## Your task
Reproduce every record below exactly as it appears.

━━━

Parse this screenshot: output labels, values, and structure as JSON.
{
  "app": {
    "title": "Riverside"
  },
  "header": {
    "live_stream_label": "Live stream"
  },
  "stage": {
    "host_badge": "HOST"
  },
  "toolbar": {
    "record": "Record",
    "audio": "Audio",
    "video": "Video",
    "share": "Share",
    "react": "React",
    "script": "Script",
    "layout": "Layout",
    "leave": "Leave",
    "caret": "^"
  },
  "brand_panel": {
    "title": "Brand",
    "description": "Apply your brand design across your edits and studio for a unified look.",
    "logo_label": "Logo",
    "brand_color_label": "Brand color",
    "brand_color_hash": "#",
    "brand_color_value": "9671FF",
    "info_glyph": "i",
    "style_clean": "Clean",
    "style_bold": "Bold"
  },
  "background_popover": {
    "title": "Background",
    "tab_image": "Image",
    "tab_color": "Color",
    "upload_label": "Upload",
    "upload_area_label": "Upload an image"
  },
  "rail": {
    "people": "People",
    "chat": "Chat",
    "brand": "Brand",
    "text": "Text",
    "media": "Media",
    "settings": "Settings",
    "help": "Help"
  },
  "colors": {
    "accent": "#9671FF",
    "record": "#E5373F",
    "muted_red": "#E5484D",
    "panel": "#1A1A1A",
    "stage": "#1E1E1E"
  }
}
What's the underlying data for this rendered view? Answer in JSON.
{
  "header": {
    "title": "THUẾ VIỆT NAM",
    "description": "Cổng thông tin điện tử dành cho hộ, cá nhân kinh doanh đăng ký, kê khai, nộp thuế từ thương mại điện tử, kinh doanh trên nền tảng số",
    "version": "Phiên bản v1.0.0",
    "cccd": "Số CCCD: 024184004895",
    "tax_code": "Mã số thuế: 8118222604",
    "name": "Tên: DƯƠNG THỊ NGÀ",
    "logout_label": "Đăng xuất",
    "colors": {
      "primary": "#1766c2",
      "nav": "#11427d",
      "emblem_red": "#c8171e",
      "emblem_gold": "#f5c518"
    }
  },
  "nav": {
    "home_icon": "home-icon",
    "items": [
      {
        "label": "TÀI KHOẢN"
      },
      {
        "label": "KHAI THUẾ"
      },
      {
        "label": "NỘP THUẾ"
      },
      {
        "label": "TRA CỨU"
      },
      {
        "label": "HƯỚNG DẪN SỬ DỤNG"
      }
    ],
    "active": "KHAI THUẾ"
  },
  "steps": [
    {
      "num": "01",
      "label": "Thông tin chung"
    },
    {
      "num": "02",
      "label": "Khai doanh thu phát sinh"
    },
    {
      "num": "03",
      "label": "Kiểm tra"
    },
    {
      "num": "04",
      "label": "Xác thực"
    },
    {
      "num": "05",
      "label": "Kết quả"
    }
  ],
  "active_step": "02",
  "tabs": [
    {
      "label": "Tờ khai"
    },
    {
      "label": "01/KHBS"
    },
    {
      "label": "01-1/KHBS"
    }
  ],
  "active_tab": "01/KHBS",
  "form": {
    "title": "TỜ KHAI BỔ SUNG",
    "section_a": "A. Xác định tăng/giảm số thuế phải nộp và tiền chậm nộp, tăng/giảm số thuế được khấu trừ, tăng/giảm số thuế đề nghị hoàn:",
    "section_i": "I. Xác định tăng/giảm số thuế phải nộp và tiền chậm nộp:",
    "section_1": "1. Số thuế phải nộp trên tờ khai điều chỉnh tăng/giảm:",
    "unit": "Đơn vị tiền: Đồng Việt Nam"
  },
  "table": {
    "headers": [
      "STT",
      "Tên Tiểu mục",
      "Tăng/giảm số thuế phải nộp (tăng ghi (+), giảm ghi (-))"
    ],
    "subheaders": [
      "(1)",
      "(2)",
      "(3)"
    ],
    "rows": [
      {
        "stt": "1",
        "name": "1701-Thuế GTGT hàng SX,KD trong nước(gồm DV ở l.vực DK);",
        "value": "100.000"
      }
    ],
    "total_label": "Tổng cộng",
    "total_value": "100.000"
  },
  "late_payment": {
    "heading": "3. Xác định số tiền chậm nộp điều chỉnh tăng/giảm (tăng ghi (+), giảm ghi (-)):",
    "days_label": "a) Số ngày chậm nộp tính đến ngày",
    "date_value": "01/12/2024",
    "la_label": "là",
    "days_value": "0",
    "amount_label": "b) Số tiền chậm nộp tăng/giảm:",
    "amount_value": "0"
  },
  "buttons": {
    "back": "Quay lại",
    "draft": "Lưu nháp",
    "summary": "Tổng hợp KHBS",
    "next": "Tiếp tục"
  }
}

━━━

## Output for this exercise
Parse this screenshot: output labels, values, and structure as JSON.
{
  "app": {
    "title": "Riverside"
  },
  "header": {
    "live_stream_label": "Live stream"
  },
  "stage": {
    "host_badge": "HOST"
  },
  "toolbar": {
    "record": "Record",
    "audio": "Audio",
    "video": "Video",
    "share": "Share",
    "react": "React",
    "script": "Script",
    "layout": "Layout",
    "leave": "Leave",
    "caret": "^"
  },
  "brand_panel": {
    "title": "Brand",
    "description": "Apply your brand design across your edits and studio for a unified look.",
    "logo_label": "Logo",
    "brand_color_label": "Brand color",
    "brand_color_hash": "#",
    "brand_color_value": "9671FF",
    "info_glyph": "i",
    "style_clean": "Clean",
    "style_bold": "Bold"
  },
  "background_popover": {
    "title": "Background",
    "tab_image": "Image",
    "tab_color": "Color",
    "upload_label": "Upload",
    "upload_area_label": "Upload an image"
  },
  "rail": {
    "people": "People",
    "chat": "Chat",
    "brand": "Brand",
    "text": "Text",
    "media": "Media",
    "settings": "Settings",
    "help": "Help"
  },
  "colors": {
    "accent": "#9671FF",
    "record": "#E5373F",
    "muted_red": "#E5484D",
    "panel": "#1A1A1A",
    "stage": "#1E1E1E"
  }
}
What's the underlying data for this rendered view? Answer in JSON.
{
  "header": {
    "title": "THUẾ VIỆT NAM",
    "description": "Cổng thông tin điện tử dành cho hộ, cá nhân kinh doanh đăng ký, kê khai, nộp thuế từ thương mại điện tử, kinh doanh trên nền tảng số",
    "version": "Phiên bản v1.0.0",
    "cccd": "Số CCCD: 024184004895",
    "tax_code": "Mã số thuế: 8118222604",
    "name": "Tên: DƯƠNG THỊ NGÀ",
    "logout_label": "Đăng xuất",
    "colors": {
      "primary": "#1766c2",
      "nav": "#11427d",
      "emblem_red": "#c8171e",
      "emblem_gold": "#f5c518"
    }
  },
  "nav": {
    "home_icon": "home-icon",
    "items": [
      {
        "label": "TÀI KHOẢN"
      },
      {
        "label": "KHAI THUẾ"
      },
      {
        "label": "NỘP THUẾ"
      },
      {
        "label": "TRA CỨU"
      },
      {
        "label": "HƯỚNG DẪN SỬ DỤNG"
      }
    ],
    "active": "KHAI THUẾ"
  },
  "steps": [
    {
      "num": "01",
      "label": "Thông tin chung"
    },
    {
      "num": "02",
      "label": "Khai doanh thu phát sinh"
    },
    {
      "num": "03",
      "label": "Kiểm tra"
    },
    {
      "num": "04",
      "label": "Xác thực"
    },
    {
      "num": "05",
      "label": "Kết quả"
    }
  ],
  "active_step": "02",
  "tabs": [
    {
      "label": "Tờ khai"
    },
    {
      "label": "01/KHBS"
    },
    {
      "label": "01-1/KHBS"
    }
  ],
  "active_tab": "01/KHBS",
  "form": {
    "title": "TỜ KHAI BỔ SUNG",
    "section_a": "A. Xác định tăng/giảm số thuế phải nộp và tiền chậm nộp, tăng/giảm số thuế được khấu trừ, tăng/giảm số thuế đề nghị hoàn:",
    "section_i": "I. Xác định tăng/giảm số thuế phải nộp và tiền chậm nộp:",
    "section_1": "1. Số thuế phải nộp trên tờ khai điều chỉnh tăng/giảm:",
    "unit": "Đơn vị tiền: Đồng Việt Nam"
  },
  "table": {
    "headers": [
      "STT",
      "Tên Tiểu mục",
      "Tăng/giảm số thuế phải nộp (tăng ghi (+), giảm ghi (-))"
    ],
    "subheaders": [
      "(1)",
      "(2)",
      "(3)"
    ],
    "rows": [
      {
        "stt": "1",
        "name": "1701-Thuế GTGT hàng SX,KD trong nước(gồm DV ở l.vực DK);",
        "value": "100.000"
      }
    ],
    "total_label": "Tổng cộng",
    "total_value": "100.000"
  },
  "late_payment": {
    "heading": "3. Xác định số tiền chậm nộp điều chỉnh tăng/giảm (tăng ghi (+), giảm ghi (-)):",
    "days_label": "a) Số ngày chậm nộp tính đến ngày",
    "date_value": "01/12/2024",
    "la_label": "là",
    "days_value": "0",
    "amount_label": "b) Số tiền chậm nộp tăng/giảm:",
    "amount_value": "0"
  },
  "buttons": {
    "back": "Quay lại",
    "draft": "Lưu nháp",
    "summary": "Tổng hợp KHBS",
    "next": "Tiếp tục"
  }
}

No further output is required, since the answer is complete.